尾崎紅葉の『金色夜叉』は、明治時代を代表するベストセラー小説。間貫一と鴫沢宮子の恋愛を軸にして、金権主義と恋愛の葛藤を描写しています。
本記事では、『金色夜叉』のあらすじ、名場面、映画化作品を紹介しています。
金色夜叉 前編
高等中学校の学生、間貫一は、両親を病気で亡くしてから、鴫沢家に奇遇していた。貫一は熱心に学問に励み、鴫沢夫婦は、娘の鴫沢宮子を貫一の許嫁にしていた。 しかし、宮は貫一を裏切り、富山銀行の家督、富山唯継の求婚に応じる。
お宮の松。静岡県熱海海岸。間寛一とお宮の熱海海岸での別れの場面を再現した観光名所。

○ ○ ○ ○

▸ **指示 1**
上の『金色夜叉』の紹介文のうち、「尾崎紅葉の『金色夜叉』は、明」を含む語句から始めて「れの場面を再現した観光名所。」で終わるまでの部分を、そのまま書き写してください。
▸ **指示 2**
『金色夜叉』の紹介文を、最後の文の後から書き継いでください。
この後に続くエントリは参照する必要がありません。

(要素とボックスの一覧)
○ ○ ○ ○

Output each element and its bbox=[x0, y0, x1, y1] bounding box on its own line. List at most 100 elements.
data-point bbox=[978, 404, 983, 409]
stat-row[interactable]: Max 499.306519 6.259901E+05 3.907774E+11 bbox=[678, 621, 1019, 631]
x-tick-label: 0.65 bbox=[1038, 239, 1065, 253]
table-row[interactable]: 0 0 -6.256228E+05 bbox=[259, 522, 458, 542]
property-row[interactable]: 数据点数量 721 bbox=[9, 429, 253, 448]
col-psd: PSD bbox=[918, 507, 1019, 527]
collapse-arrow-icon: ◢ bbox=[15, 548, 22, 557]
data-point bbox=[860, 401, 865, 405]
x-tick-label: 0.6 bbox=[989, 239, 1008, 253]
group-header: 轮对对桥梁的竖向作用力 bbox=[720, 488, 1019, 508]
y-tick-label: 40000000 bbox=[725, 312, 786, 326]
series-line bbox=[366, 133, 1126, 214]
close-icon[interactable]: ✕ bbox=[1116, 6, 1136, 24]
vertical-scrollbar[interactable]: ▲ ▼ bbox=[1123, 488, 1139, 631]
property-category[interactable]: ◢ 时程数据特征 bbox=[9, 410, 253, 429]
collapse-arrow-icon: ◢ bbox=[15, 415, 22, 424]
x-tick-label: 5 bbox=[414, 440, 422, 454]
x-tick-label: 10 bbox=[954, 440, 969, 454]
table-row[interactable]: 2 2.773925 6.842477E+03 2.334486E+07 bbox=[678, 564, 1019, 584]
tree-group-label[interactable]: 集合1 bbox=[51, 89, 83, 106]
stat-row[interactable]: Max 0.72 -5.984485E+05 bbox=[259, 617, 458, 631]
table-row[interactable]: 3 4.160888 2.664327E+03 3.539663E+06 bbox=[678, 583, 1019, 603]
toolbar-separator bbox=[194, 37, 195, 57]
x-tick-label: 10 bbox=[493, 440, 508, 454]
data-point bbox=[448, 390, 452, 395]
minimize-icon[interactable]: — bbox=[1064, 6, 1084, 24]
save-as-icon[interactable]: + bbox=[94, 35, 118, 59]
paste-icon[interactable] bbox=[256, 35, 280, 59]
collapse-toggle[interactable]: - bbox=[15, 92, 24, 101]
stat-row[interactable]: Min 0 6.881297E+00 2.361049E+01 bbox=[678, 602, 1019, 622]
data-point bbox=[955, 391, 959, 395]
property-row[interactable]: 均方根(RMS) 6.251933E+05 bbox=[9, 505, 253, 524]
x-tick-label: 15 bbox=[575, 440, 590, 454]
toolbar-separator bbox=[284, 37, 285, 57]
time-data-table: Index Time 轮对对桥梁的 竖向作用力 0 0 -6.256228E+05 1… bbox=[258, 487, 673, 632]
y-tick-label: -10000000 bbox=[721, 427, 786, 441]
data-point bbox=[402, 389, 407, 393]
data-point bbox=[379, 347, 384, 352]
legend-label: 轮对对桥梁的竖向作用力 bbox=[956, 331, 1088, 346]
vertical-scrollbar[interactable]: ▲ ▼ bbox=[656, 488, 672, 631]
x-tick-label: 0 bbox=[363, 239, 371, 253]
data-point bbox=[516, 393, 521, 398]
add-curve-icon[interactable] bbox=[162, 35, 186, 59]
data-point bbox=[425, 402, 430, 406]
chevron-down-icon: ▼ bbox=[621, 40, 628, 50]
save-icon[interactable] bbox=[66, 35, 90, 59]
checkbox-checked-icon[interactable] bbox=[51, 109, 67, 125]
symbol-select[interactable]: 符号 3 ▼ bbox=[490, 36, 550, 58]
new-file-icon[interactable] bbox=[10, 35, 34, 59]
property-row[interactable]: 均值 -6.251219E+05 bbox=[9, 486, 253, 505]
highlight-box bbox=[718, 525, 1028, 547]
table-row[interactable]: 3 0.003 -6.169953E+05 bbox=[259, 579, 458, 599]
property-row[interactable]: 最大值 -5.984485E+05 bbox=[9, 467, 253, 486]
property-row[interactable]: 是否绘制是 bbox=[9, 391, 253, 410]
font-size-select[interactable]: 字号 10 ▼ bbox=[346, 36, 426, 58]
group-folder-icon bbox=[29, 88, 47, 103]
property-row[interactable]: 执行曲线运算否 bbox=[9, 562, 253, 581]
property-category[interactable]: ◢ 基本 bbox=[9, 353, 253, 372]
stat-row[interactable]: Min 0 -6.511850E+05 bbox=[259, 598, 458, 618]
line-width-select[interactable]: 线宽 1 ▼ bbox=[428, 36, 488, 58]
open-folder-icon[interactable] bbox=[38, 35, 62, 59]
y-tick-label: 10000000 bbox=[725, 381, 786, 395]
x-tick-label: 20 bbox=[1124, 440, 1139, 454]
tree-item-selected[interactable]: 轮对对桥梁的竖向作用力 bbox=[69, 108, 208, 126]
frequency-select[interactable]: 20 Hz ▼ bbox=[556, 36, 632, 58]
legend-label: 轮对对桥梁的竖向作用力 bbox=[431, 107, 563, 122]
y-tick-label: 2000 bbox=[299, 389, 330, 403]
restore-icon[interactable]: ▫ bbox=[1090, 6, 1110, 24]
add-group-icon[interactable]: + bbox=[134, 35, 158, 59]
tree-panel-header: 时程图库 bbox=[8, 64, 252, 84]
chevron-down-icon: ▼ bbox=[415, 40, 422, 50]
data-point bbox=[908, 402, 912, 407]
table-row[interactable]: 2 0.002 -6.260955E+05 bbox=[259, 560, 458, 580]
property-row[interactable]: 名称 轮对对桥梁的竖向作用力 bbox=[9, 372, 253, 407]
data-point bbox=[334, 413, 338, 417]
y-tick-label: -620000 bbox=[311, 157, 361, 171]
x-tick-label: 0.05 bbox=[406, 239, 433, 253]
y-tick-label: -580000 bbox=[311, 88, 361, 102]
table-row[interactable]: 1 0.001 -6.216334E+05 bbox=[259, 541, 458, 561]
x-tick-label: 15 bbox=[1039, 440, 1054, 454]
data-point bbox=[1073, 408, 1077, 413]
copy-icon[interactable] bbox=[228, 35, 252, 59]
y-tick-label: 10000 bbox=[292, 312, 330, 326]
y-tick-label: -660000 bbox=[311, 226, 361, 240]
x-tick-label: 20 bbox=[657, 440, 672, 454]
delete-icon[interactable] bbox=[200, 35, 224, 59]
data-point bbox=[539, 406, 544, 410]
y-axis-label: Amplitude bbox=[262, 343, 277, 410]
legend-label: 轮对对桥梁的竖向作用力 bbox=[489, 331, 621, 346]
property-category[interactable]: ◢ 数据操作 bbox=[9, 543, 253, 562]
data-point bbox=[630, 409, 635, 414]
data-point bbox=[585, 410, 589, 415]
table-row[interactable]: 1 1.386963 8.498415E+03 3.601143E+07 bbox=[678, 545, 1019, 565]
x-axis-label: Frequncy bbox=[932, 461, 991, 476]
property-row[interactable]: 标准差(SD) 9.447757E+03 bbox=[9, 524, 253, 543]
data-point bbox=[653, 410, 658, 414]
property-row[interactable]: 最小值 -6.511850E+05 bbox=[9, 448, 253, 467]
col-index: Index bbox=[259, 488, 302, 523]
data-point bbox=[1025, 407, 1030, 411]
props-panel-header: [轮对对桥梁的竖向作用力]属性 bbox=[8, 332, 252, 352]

○ ○ ○ ○

▸ **記述解答 1**
尾崎紅葉の『金色夜叉』は、明治時代を代表するベストセラー小説。間貫一と鴫沢宮子の恋愛を軸にして、金権主義と恋愛の葛藤を描写しています。
本記事では、『金色夜叉』のあらすじ、名場面、映画化作品を紹介しています。
金色夜叉 前編
高等中学校の学生、間貫一は、両親を病気で亡くしてから、鴫沢家に奇遇していた。貫一は熱心に学問に励み、鴫沢夫婦は、娘の鴫沢宮子を貫一の許嫁にしていた。 しかし、宮は貫一を裏切り、富山銀行の家督、富山唯継の求婚に応じる。
お宮の松。静岡県熱海海岸。間寛一とお宮の熱海海岸での別れの場面を再現した観光名所。

▸ **記述解答 2**
熱海に逗留していた宮を追いかけて、貫一は宮の気持ちを確かめるが、宮は富山の家に嫁に行くことをやめるつもりはない。学問を廃して、悪魔のように生きることを誓った貫一は熱海の海岸を立ち去る。追いすがる宮を貫一は蹴り飛ばして、そのまま、行方をくらました。
金色夜叉 中編
四年後、間貫一は、残酷な高利貸の鰐淵直行の手代として働いていた(アイスは高利貸の俗称。高利貸=氷菓子から)。 一方、富山唯継の妻として不幸に暮らしていた宮は、ある日、田鶴見子爵邸において、貫一に再会する。しかし、貫一は宮を無視して立ち去る。 宮は罪滅ぼしのために、貫一を鴫沢家の跡取りにしてほしい、と両親に依頼する。 夜道、貫一は借金の恨みから暴漢に襲われ重傷を負わされる。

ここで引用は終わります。